» **Stated problem A**
In the book page below, what job does Cora audition for?
------ Extract to read
Queen of Clubs: Cora
by Katie de Long
The exotic dancers and employees of the Queen of Clubs walk a fine line, with only wits, beauty, and market savvy to keep them from toppling into the shark pit. Ride shotgun through lapdances, romance, and sexual awakenings. Don’t worry, these girls won’t ask what your hands are doing under the tip rail.
Cora, an adventurous student, finds herself auditioning for a stripping gig…and it comes with more than the asking price, including a very attractive DJ.
Queen of Clubs contains adult content, and is intended for mature readers. Each Queen of Clubs title is a standalone novella length work.
Read an excerpt:
I steeled myself, and tapped his shoulder. He jumped, his elbow knocking me back against the wall as he tumbled off the stool into me. In my platforms, I barely kept my footing. I had practiced walking in them for two hours after I bought them, and I had to guess that practice was the only reason I was still on my feet.
“Shit, shit, sorry. Are you okay?” He looked up at me as he got his feet back under him, and prepared to stand. His head was entirely too close to my hips in the tiny space, and I chuckled, imagining him as a giant spider preparing to tie me up. I loved awkward guys. Guys with rough edges, who were interesting to look at not because they were beautiful, but because they were unique. Under other circumstances, Kirk would have been right up my alley. Maybe literally in an alley.
Author Interview:
Hello and thanks for stopping by and visiting.
What do you do when you are not writing?
At this point, writing is my life. My hulking man-beast is a writer, too, and I do developmental work for other authors. So when I’m not writing, I’m reading someone else’s writing, flagging plotholes or pacing issues. Other than that, I’m a cat wrangler, cook, crafter, and gamer.
------------
» **Stated problem B**
Give the lines of the rows below as a numbered list, leaving out blank lines. Begin at the line that contains "pie-slice [286, 102, 325, 293]", stop after the line that contains "panel-border [0, 0, 631, 606]", and include nothing else.
------ Excerpted data
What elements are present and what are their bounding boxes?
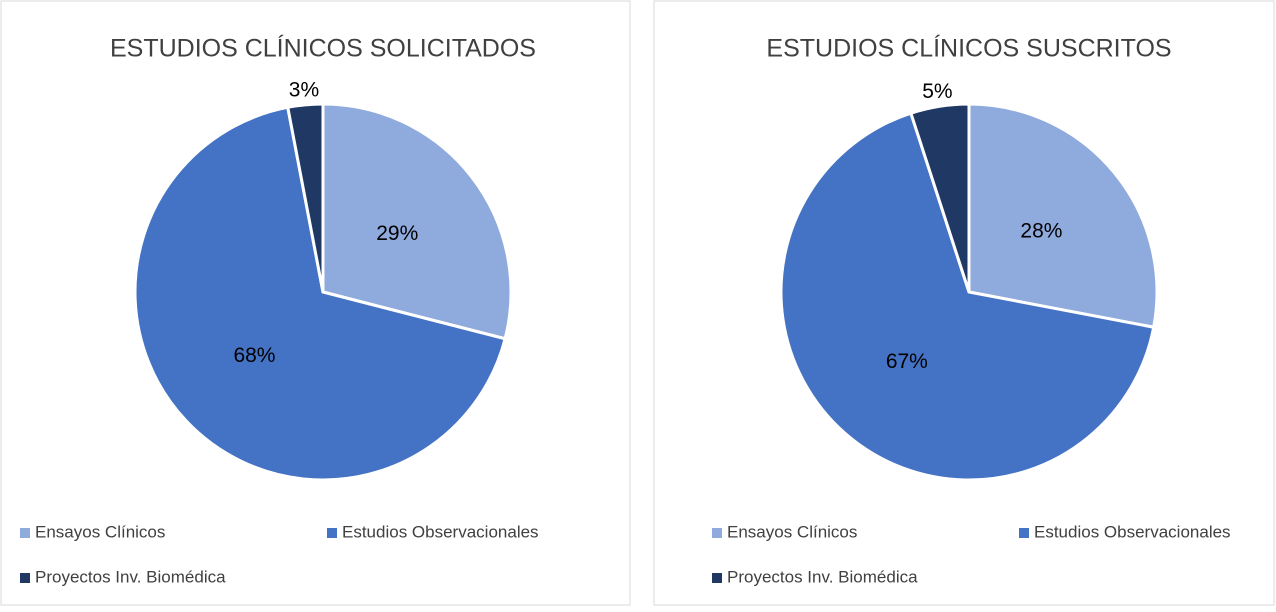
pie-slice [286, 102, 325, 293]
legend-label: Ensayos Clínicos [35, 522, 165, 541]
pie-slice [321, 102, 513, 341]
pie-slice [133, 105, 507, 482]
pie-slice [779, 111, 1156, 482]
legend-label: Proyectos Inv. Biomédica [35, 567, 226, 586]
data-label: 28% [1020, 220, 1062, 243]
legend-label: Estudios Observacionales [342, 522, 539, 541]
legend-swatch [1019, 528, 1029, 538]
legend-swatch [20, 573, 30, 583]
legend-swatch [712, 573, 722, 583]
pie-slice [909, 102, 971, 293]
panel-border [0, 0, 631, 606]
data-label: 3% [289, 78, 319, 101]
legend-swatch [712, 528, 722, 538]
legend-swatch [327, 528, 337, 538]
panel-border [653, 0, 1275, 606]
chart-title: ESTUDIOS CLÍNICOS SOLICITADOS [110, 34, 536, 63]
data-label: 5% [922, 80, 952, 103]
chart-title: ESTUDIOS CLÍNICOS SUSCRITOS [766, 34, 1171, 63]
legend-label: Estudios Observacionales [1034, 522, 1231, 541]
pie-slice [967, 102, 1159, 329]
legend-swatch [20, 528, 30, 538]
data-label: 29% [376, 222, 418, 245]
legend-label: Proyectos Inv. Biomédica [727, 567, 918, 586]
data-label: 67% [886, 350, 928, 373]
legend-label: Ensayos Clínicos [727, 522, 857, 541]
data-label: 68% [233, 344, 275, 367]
------------
» **Full solution A**
A stripping gig.

» **Full solution B**
1. pie-slice [286, 102, 325, 293]
2. legend-label: Ensayos Clínicos [35, 522, 165, 541]
3. pie-slice [321, 102, 513, 341]
4. pie-slice [133, 105, 507, 482]
5. pie-slice [779, 111, 1156, 482]
6. legend-label: Proyectos Inv. Biomédica [35, 567, 226, 586]
7. data-label: 28% [1020, 220, 1062, 243]
8. legend-label: Estudios Observacionales [342, 522, 539, 541]
9. legend-swatch [1019, 528, 1029, 538]
10. legend-swatch [20, 573, 30, 583]
11. legend-swatch [712, 573, 722, 583]
12. pie-slice [909, 102, 971, 293]
13. panel-border [0, 0, 631, 606]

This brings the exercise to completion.